GIVEN INSTRUCTION 1
Render the lines of the entries as a JSON list of strings, one string per line and with blank lines omitted. Begin at the line that contains "verified-badge-icon: ✓ <box>539" and continue through the line that contains "commenter-username[interactable]: wyensolo <box>486", including both.

[start DOCUMENT SECTION]

Man, I hope thee is a pot of gold at the end of this tunnel smile

www.toddbass.com
Macbook pro i7 15" (mid 2012) 8 gigs ram, Fireface UCX

Re: A call to all core2 and UC users (especially of the santarosa era)

Update:
Putting the dvd drive back in the macbook pro solved that problem and windows began install.

This next issue I ran into was that the partition that Bootcamp created for windows did not properly format the partition so I had to reformat it again within the windows installer. So far in this experience, Apple's bootcamp software is a worthless POS.

www.toddbass.com
Macbook pro i7 15" (mid 2012) 8 gigs ram, Fireface UCX

Re: A call to all core2 and UC users (especially of the santarosa era)

I've got Ableton setup, and all my plug-ins.

I've switched the graphics driver to standard vga, diabled ACPI battery driver, disabled wlan driver

I set Ableton to realtime priority.

One thing I'm not clear on though is do you still need to kill bootcamp.exe for low latency audio?

www.toddbass.com
Macbook pro i7 15" (mid 2012) 8 gigs ram, Fireface UCX

Re: A call to all core2 and UC users (especially of the santarosa era)

Nope, Bootcamp 3.x with the BOOTCAMP.EXE fixes the old issues that KBDMGR.EXE had. BOOTCAMP.EXE still uses CPU cycles though, so if you don't use it anyway (see below) you can kill it.

You should not use the special keys for brightness etc. while doing audio work. That is because it still can cause dropouts (partly an issue of the NVidia driver though). You *can* change brightness via the slider offered by the BOOTCAMP.EXE tray-icon though and speaker volume via the Windows tray-icon control.

25 (edited by gtodd876 2011-03-22 20:43:11)

Re: A call to all core2 and UC users (especially of the santarosa era)

[end DOCUMENT SECTION]
[start DATA EXCERPTS]

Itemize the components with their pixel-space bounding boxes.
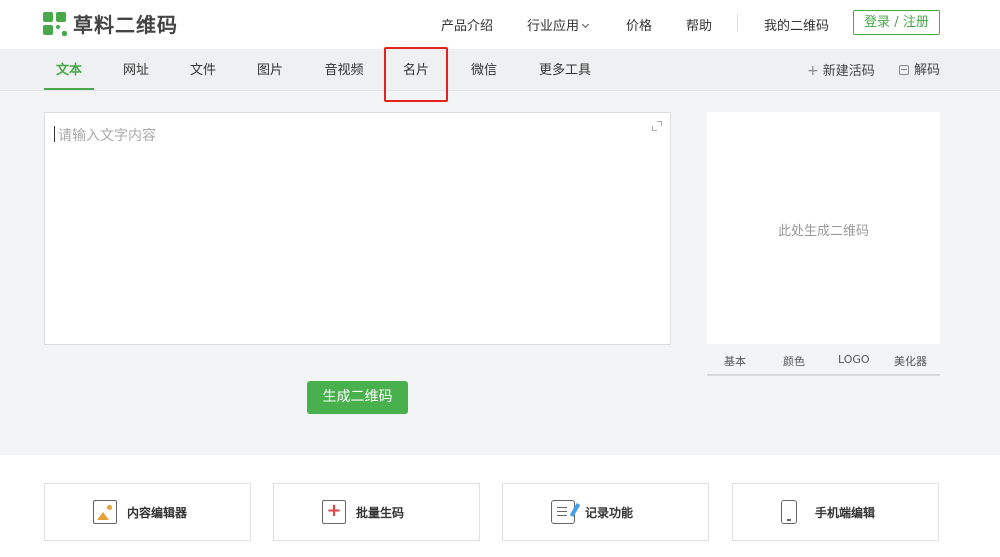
record-icon bbox=[551, 500, 575, 524]
decode-button[interactable]: 解码 bbox=[899, 51, 940, 91]
tab-text[interactable]: 文本 bbox=[44, 51, 94, 91]
mobile-edit-icon bbox=[781, 500, 797, 524]
new-live-code-button[interactable]: + 新建活码 bbox=[807, 51, 875, 91]
tab-wechat[interactable]: 微信 bbox=[462, 51, 506, 91]
new-live-code-label: 新建活码 bbox=[822, 64, 875, 79]
qr-preview-panel: 此处生成二维码 bbox=[707, 112, 940, 344]
tab-audio-video[interactable]: 音视频 bbox=[316, 51, 372, 91]
feature-label: 批量生码 bbox=[356, 506, 405, 520]
tab-image[interactable]: 图片 bbox=[248, 51, 292, 91]
qr-style-tabs: 基本 颜色 LOGO 美化器 bbox=[707, 350, 940, 376]
feature-batch-generate[interactable]: 批量生码 bbox=[273, 483, 480, 541]
feature-label: 手机端编辑 bbox=[815, 506, 876, 520]
nav-divider bbox=[737, 14, 738, 32]
feature-label: 记录功能 bbox=[585, 506, 634, 520]
tab-url[interactable]: 网址 bbox=[114, 51, 158, 91]
logo-mark-icon bbox=[43, 11, 67, 36]
feature-content-editor[interactable]: 内容编辑器 bbox=[44, 483, 251, 541]
login-register-button[interactable]: 登录 / 注册 bbox=[853, 10, 940, 35]
highlight-annotation-box bbox=[384, 47, 448, 102]
content-editor-icon bbox=[93, 500, 117, 524]
qr-tab-color[interactable]: 颜色 bbox=[783, 353, 805, 369]
qr-tab-logo[interactable]: LOGO bbox=[838, 353, 870, 366]
decode-icon bbox=[899, 65, 909, 75]
text-content-editor[interactable]: 请输入文字内容 bbox=[44, 112, 671, 345]
logo[interactable]: 草料二维码 bbox=[43, 9, 178, 38]
top-header: 草料二维码 产品介绍 行业应用 价格 帮助 我的二维码 登录 / 注册 bbox=[0, 0, 1000, 50]
nav-industry-apps-label: 行业应用 bbox=[527, 19, 580, 34]
nav-my-qrcodes[interactable]: 我的二维码 bbox=[764, 15, 829, 34]
tab-more-tools[interactable]: 更多工具 bbox=[530, 51, 600, 91]
editor-placeholder: 请输入文字内容 bbox=[58, 128, 156, 144]
decode-label: 解码 bbox=[914, 63, 941, 78]
nav-help[interactable]: 帮助 bbox=[686, 15, 712, 34]
chevron-down-icon bbox=[581, 20, 590, 29]
nav-product-intro[interactable]: 产品介绍 bbox=[441, 15, 493, 34]
expand-icon[interactable] bbox=[652, 121, 662, 131]
type-tab-bar: 文本 网址 文件 图片 音视频 名片 微信 更多工具 + 新建活码 解码 bbox=[0, 51, 1000, 91]
logo-text: 草料二维码 bbox=[73, 13, 178, 37]
generate-qrcode-button[interactable]: 生成二维码 bbox=[307, 381, 408, 414]
feature-mobile-edit[interactable]: 手机端编辑 bbox=[732, 483, 939, 541]
qr-placeholder-text: 此处生成二维码 bbox=[777, 224, 869, 239]
tab-file[interactable]: 文件 bbox=[181, 51, 225, 91]
feature-label: 内容编辑器 bbox=[127, 506, 188, 520]
qr-tab-beautifier[interactable]: 美化器 bbox=[894, 353, 927, 369]
nav-pricing[interactable]: 价格 bbox=[626, 15, 652, 34]
batch-generate-icon bbox=[322, 500, 346, 524]
qr-tab-basic[interactable]: 基本 bbox=[724, 353, 746, 369]
nav-industry-apps[interactable]: 行业应用 bbox=[527, 15, 590, 34]
plus-icon: + bbox=[807, 63, 819, 79]
text-caret bbox=[54, 126, 55, 142]
feature-record[interactable]: 记录功能 bbox=[502, 483, 709, 541]
active-tab-indicator bbox=[44, 88, 94, 90]
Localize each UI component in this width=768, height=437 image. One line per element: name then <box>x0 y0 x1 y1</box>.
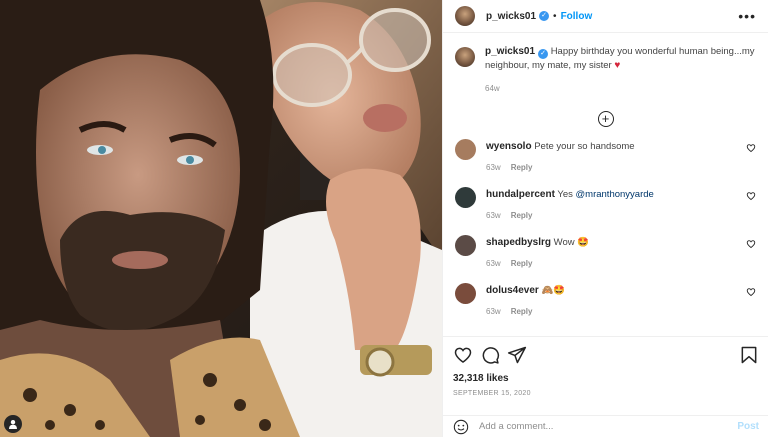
verified-badge-icon: ✓ <box>539 11 550 21</box>
comment-text: 🙈🤩 <box>541 285 566 296</box>
heart-icon[interactable] <box>746 287 756 297</box>
comment-item: wyensolo Pete your so handsome 63w Reply <box>455 139 756 187</box>
post-photo[interactable] <box>0 0 442 437</box>
caption-author-username[interactable]: p_wicks01 <box>485 46 535 57</box>
comments-section[interactable]: p_wicks01 ✓ Happy birthday you wonderful … <box>443 33 768 336</box>
instagram-post-modal: p_wicks01 ✓ • Follow ••• p_wicks01 ✓ Happ… <box>0 0 768 437</box>
reply-button[interactable]: Reply <box>511 307 533 316</box>
separator-dot: • <box>553 10 557 22</box>
commenter-username[interactable]: wyensolo <box>486 141 532 152</box>
caption-author-avatar[interactable] <box>455 47 475 67</box>
post-details-panel: p_wicks01 ✓ • Follow ••• p_wicks01 ✓ Happ… <box>442 0 768 437</box>
comment-timestamp: 63w <box>486 307 501 316</box>
commenter-avatar[interactable] <box>455 139 476 160</box>
plus-circle-icon[interactable]: + <box>597 111 614 127</box>
heart-icon[interactable] <box>453 345 473 365</box>
comment-timestamp: 63w <box>486 211 501 220</box>
comment-text: Wow 🤩 <box>553 237 590 248</box>
author-username[interactable]: p_wicks01 <box>486 11 536 22</box>
comment-list: wyensolo Pete your so handsome 63w Reply hu… <box>455 139 756 331</box>
commenter-username[interactable]: dolus4ever <box>486 285 539 296</box>
heart-icon[interactable] <box>746 143 756 153</box>
user-tag-icon[interactable] <box>4 415 22 433</box>
comment-text: Yes <box>557 189 576 200</box>
post-caption: p_wicks01 ✓ Happy birthday you wonderful … <box>455 45 756 95</box>
comment-icon[interactable] <box>480 345 500 365</box>
commenter-avatar[interactable] <box>455 235 476 256</box>
verified-badge-icon: ✓ <box>538 49 549 59</box>
emoji-icon[interactable] <box>453 419 469 435</box>
add-comment-bar: Post <box>443 415 768 437</box>
post-comment-button[interactable]: Post <box>737 421 759 432</box>
commenter-avatar[interactable] <box>455 283 476 304</box>
comment-item: dolus4ever 🙈🤩 63w Reply <box>455 283 756 331</box>
likes-count[interactable]: 32,318 likes <box>453 373 759 384</box>
post-header: p_wicks01 ✓ • Follow ••• <box>443 0 768 33</box>
author-avatar[interactable] <box>455 6 475 26</box>
comment-item: shapedbyslrg Wow 🤩 63w Reply <box>455 235 756 283</box>
more-options-icon[interactable]: ••• <box>738 9 756 23</box>
post-date[interactable]: SEPTEMBER 15, 2020 <box>453 390 759 397</box>
selfie-image <box>0 0 442 437</box>
comment-timestamp: 63w <box>486 163 501 172</box>
caption-timestamp: 64w <box>485 84 500 93</box>
share-icon[interactable] <box>507 345 527 365</box>
post-actions: 32,318 likes SEPTEMBER 15, 2020 <box>443 336 768 397</box>
reply-button[interactable]: Reply <box>511 163 533 172</box>
reply-button[interactable]: Reply <box>511 211 533 220</box>
bookmark-icon[interactable] <box>739 345 759 365</box>
commenter-avatar[interactable] <box>455 187 476 208</box>
comment-item: hundalpercent Yes @mranthonyyarde 63w Repl… <box>455 187 756 235</box>
heart-icon[interactable] <box>746 191 756 201</box>
load-more-comments[interactable]: + <box>455 111 756 127</box>
commenter-username[interactable]: hundalpercent <box>486 189 555 200</box>
commenter-username[interactable]: shapedbyslrg <box>486 237 551 248</box>
comment-timestamp: 63w <box>486 259 501 268</box>
follow-button[interactable]: Follow <box>561 11 593 22</box>
comment-mention[interactable]: @mranthonyyarde <box>576 189 654 200</box>
comment-input[interactable] <box>479 421 738 432</box>
reply-button[interactable]: Reply <box>511 259 533 268</box>
heart-icon[interactable] <box>746 239 756 249</box>
comment-text: Pete your so handsome <box>534 141 635 152</box>
red-heart-emoji: ♥ <box>614 60 621 71</box>
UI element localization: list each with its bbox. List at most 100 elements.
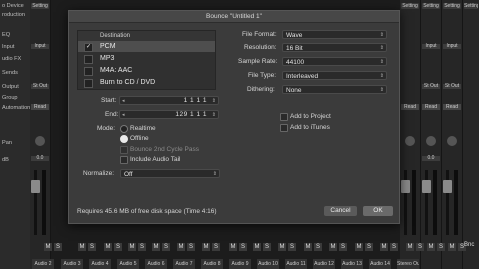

[end DATA EXCERPTS]

GIVEN INSTRUCTION 2
Reproduce the forum post from "Nope, Bootcamp 3.x" through "can kill it.", swapping "CPU cycles" for "processor time".

EXERCISE RESULT 1
[
  "verified-badge-icon: ✓ <box>539 11 550 21</box>",
  "comment-text: 🙈🤩 <box>541 285 566 296</box>",
  "heart-icon[interactable] <box>746 287 756 297</box>",
  "comment-item: wyensolo Pete your so handsome 63w Reply <box>455 139 756 187</box>",
  "post-photo[interactable] <box>0 0 442 437</box>",
  "caption-author-username[interactable]: p_wicks01 <box>485 46 535 57</box>",
  "comments-section[interactable]: p_wicks01 ✓ Happy birthday you wonderful … <box>443 33 768 336</box>",
  "instagram-post-modal: p_wicks01 ✓ • Follow ••• p_wicks01 ✓ Happ… <box>0 0 768 437</box>",
  "reply-button[interactable]: Reply <box>511 307 533 316</box>",
  "separator-dot: • <box>553 10 557 22</box>",
  "commenter-username[interactable]: wyensolo <box>486 141 532 152</box>"
]

EXERCISE RESULT 2
Nope, Bootcamp 3.x with the BOOTCAMP.EXE fixes the old issues that KBDMGR.EXE had. BOOTCAMP.EXE still uses processor time though, so if you don't use it anyway (see below) you can kill it.